-- What you have to do --
Each line below must be set down exactly; omit any image you find.

-- Extracted records --
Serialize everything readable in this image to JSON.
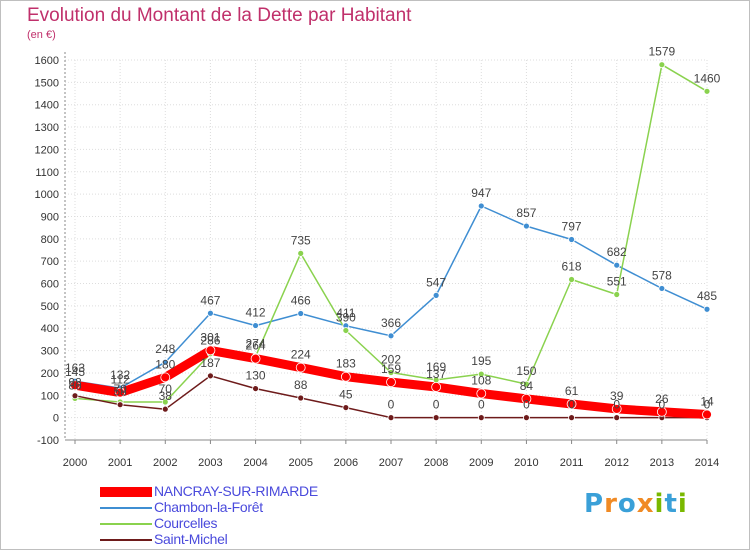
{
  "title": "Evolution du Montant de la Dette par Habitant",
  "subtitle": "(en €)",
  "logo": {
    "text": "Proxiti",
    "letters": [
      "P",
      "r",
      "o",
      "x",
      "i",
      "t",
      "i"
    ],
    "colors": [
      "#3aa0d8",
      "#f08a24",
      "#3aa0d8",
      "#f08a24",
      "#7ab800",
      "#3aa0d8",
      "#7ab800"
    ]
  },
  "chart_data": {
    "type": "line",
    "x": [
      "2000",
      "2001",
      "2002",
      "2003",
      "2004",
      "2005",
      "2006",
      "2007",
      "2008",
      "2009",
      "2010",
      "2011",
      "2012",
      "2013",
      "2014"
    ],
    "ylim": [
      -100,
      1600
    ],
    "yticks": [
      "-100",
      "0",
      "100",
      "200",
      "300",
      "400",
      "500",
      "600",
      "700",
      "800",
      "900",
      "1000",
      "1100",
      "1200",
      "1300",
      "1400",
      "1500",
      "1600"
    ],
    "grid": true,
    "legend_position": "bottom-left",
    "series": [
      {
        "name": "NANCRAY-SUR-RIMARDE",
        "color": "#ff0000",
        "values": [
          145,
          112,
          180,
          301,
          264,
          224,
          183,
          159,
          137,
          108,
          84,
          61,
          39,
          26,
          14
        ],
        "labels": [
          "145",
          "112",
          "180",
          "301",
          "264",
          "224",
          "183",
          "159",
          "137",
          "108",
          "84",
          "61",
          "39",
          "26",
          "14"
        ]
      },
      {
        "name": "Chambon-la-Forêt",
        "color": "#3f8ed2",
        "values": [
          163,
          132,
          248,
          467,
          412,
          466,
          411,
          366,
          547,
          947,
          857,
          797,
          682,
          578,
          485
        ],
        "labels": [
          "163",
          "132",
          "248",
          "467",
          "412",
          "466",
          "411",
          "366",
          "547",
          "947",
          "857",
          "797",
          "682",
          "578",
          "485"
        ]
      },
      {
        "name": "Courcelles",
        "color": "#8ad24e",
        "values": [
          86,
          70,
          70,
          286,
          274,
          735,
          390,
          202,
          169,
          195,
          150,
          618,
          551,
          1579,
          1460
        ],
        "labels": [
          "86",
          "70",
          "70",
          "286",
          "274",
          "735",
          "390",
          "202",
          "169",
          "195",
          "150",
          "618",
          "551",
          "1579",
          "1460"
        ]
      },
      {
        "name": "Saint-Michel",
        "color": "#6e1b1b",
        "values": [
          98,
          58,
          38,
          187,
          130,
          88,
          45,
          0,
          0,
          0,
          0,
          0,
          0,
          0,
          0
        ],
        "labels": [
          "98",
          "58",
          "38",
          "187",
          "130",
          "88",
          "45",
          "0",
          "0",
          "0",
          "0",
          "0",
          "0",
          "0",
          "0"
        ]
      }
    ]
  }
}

-- Completed exercise --
Serialize everything readable in this image to JSON.
{
  "title": "Evolution du Montant de la Dette par Habitant",
  "subtitle": "(en €)",
  "logo": {
    "text": "Proxiti",
    "letters": [
      "P",
      "r",
      "o",
      "x",
      "i",
      "t",
      "i"
    ],
    "colors": [
      "#3aa0d8",
      "#f08a24",
      "#3aa0d8",
      "#f08a24",
      "#7ab800",
      "#3aa0d8",
      "#7ab800"
    ]
  },
  "chart_data": {
    "type": "line",
    "x": [
      "2000",
      "2001",
      "2002",
      "2003",
      "2004",
      "2005",
      "2006",
      "2007",
      "2008",
      "2009",
      "2010",
      "2011",
      "2012",
      "2013",
      "2014"
    ],
    "ylim": [
      -100,
      1600
    ],
    "yticks": [
      "-100",
      "0",
      "100",
      "200",
      "300",
      "400",
      "500",
      "600",
      "700",
      "800",
      "900",
      "1000",
      "1100",
      "1200",
      "1300",
      "1400",
      "1500",
      "1600"
    ],
    "grid": true,
    "legend_position": "bottom-left",
    "series": [
      {
        "name": "NANCRAY-SUR-RIMARDE",
        "color": "#ff0000",
        "values": [
          145,
          112,
          180,
          301,
          264,
          224,
          183,
          159,
          137,
          108,
          84,
          61,
          39,
          26,
          14
        ],
        "labels": [
          "145",
          "112",
          "180",
          "301",
          "264",
          "224",
          "183",
          "159",
          "137",
          "108",
          "84",
          "61",
          "39",
          "26",
          "14"
        ]
      },
      {
        "name": "Chambon-la-Forêt",
        "color": "#3f8ed2",
        "values": [
          163,
          132,
          248,
          467,
          412,
          466,
          411,
          366,
          547,
          947,
          857,
          797,
          682,
          578,
          485
        ],
        "labels": [
          "163",
          "132",
          "248",
          "467",
          "412",
          "466",
          "411",
          "366",
          "547",
          "947",
          "857",
          "797",
          "682",
          "578",
          "485"
        ]
      },
      {
        "name": "Courcelles",
        "color": "#8ad24e",
        "values": [
          86,
          70,
          70,
          286,
          274,
          735,
          390,
          202,
          169,
          195,
          150,
          618,
          551,
          1579,
          1460
        ],
        "labels": [
          "86",
          "70",
          "70",
          "286",
          "274",
          "735",
          "390",
          "202",
          "169",
          "195",
          "150",
          "618",
          "551",
          "1579",
          "1460"
        ]
      },
      {
        "name": "Saint-Michel",
        "color": "#6e1b1b",
        "values": [
          98,
          58,
          38,
          187,
          130,
          88,
          45,
          0,
          0,
          0,
          0,
          0,
          0,
          0,
          0
        ],
        "labels": [
          "98",
          "58",
          "38",
          "187",
          "130",
          "88",
          "45",
          "0",
          "0",
          "0",
          "0",
          "0",
          "0",
          "0",
          "0"
        ]
      }
    ]
  }
}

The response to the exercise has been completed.